### Prompt
Reproduce all the material exactly, minus any pictures it holds.

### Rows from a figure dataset

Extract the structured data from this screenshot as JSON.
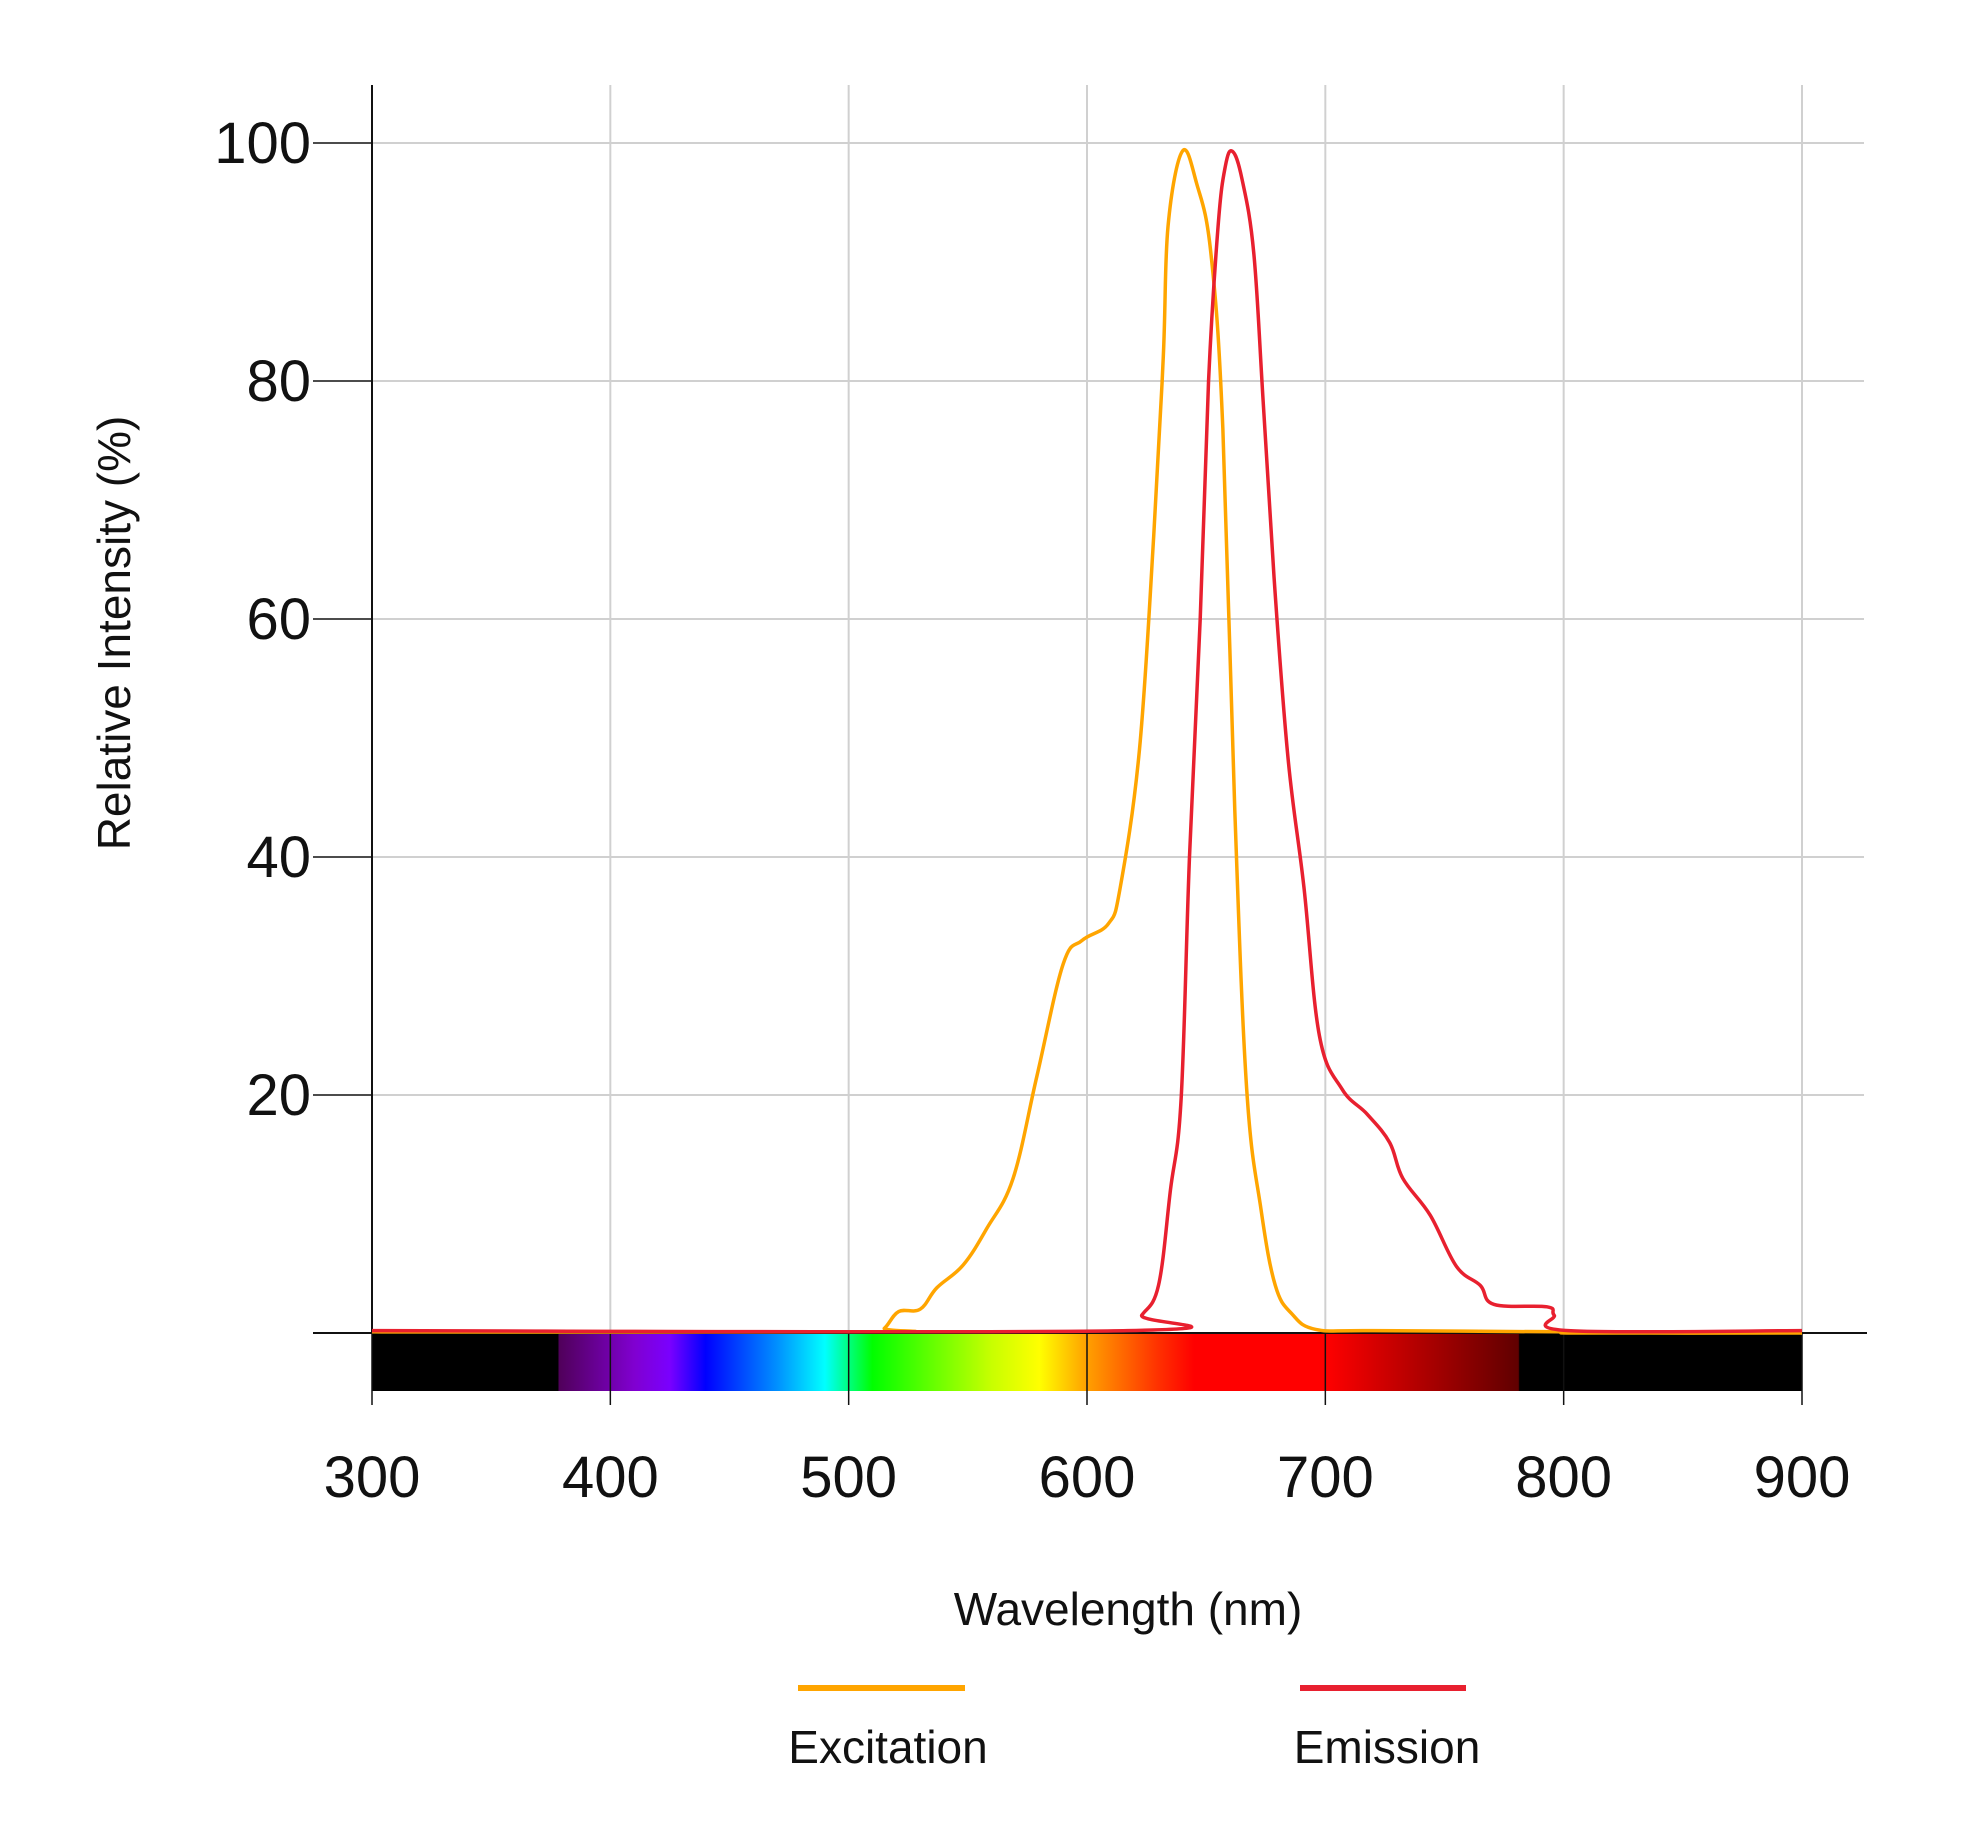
{
  "chart_data": {
    "type": "line",
    "title": "",
    "xlabel": "Wavelength (nm)",
    "ylabel": "Relative Intensity (%)",
    "xlim": [
      300,
      900
    ],
    "ylim": [
      0,
      100
    ],
    "x_ticks": [
      "300",
      "400",
      "500",
      "600",
      "700",
      "800",
      "900"
    ],
    "y_ticks": [
      "20",
      "40",
      "60",
      "80",
      "100"
    ],
    "grid": true,
    "legend_position": "bottom",
    "spectrum_bar": true,
    "series": [
      {
        "name": "Excitation",
        "color": "#FFA500",
        "x": [
          300,
          510,
          515,
          521,
          530,
          537,
          548,
          558,
          569,
          579,
          590,
          598,
          609,
          614,
          622,
          628,
          632,
          634,
          640,
          646,
          652,
          657,
          662,
          667,
          673,
          679,
          686,
          696,
          720,
          800,
          805,
          900
        ],
        "y": [
          0.1,
          0.1,
          0.4,
          1.8,
          2.0,
          3.8,
          5.7,
          8.8,
          13,
          21.6,
          31,
          33,
          34.4,
          37.5,
          49,
          67,
          82,
          93,
          99.3,
          96.6,
          90.7,
          76,
          44,
          20.5,
          10.4,
          4,
          1.6,
          0.3,
          0.2,
          0.1,
          0,
          0
        ]
      },
      {
        "name": "Emission",
        "color": "#E8202F",
        "x": [
          300,
          617,
          623,
          630,
          635,
          639.5,
          643,
          647.5,
          651,
          655,
          658,
          661,
          665,
          670,
          674,
          679,
          684.5,
          691,
          697.5,
          707,
          717.5,
          727,
          732.5,
          744,
          755,
          765,
          770.8,
          793,
          796,
          802,
          900
        ],
        "y": [
          0.2,
          0.2,
          1.5,
          4,
          12,
          19.7,
          40,
          60,
          80,
          93,
          98,
          99.3,
          97,
          90.7,
          78,
          62,
          48,
          37.5,
          25,
          20.5,
          18.4,
          16,
          13,
          9.9,
          5.6,
          4,
          2.4,
          2.2,
          1.5,
          0.2,
          0.2
        ]
      }
    ]
  }
}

### Task answer
Extract the structured data from this screenshot as JSON.
{
  "chart_data": {
    "type": "line",
    "title": "",
    "xlabel": "Wavelength (nm)",
    "ylabel": "Relative Intensity (%)",
    "xlim": [
      300,
      900
    ],
    "ylim": [
      0,
      100
    ],
    "x_ticks": [
      "300",
      "400",
      "500",
      "600",
      "700",
      "800",
      "900"
    ],
    "y_ticks": [
      "20",
      "40",
      "60",
      "80",
      "100"
    ],
    "grid": true,
    "legend_position": "bottom",
    "spectrum_bar": true,
    "series": [
      {
        "name": "Excitation",
        "color": "#FFA500",
        "x": [
          300,
          510,
          515,
          521,
          530,
          537,
          548,
          558,
          569,
          579,
          590,
          598,
          609,
          614,
          622,
          628,
          632,
          634,
          640,
          646,
          652,
          657,
          662,
          667,
          673,
          679,
          686,
          696,
          720,
          800,
          805,
          900
        ],
        "y": [
          0.1,
          0.1,
          0.4,
          1.8,
          2.0,
          3.8,
          5.7,
          8.8,
          13,
          21.6,
          31,
          33,
          34.4,
          37.5,
          49,
          67,
          82,
          93,
          99.3,
          96.6,
          90.7,
          76,
          44,
          20.5,
          10.4,
          4,
          1.6,
          0.3,
          0.2,
          0.1,
          0,
          0
        ]
      },
      {
        "name": "Emission",
        "color": "#E8202F",
        "x": [
          300,
          617,
          623,
          630,
          635,
          639.5,
          643,
          647.5,
          651,
          655,
          658,
          661,
          665,
          670,
          674,
          679,
          684.5,
          691,
          697.5,
          707,
          717.5,
          727,
          732.5,
          744,
          755,
          765,
          770.8,
          793,
          796,
          802,
          900
        ],
        "y": [
          0.2,
          0.2,
          1.5,
          4,
          12,
          19.7,
          40,
          60,
          80,
          93,
          98,
          99.3,
          97,
          90.7,
          78,
          62,
          48,
          37.5,
          25,
          20.5,
          18.4,
          16,
          13,
          9.9,
          5.6,
          4,
          2.4,
          2.2,
          1.5,
          0.2,
          0.2
        ]
      }
    ]
  }
}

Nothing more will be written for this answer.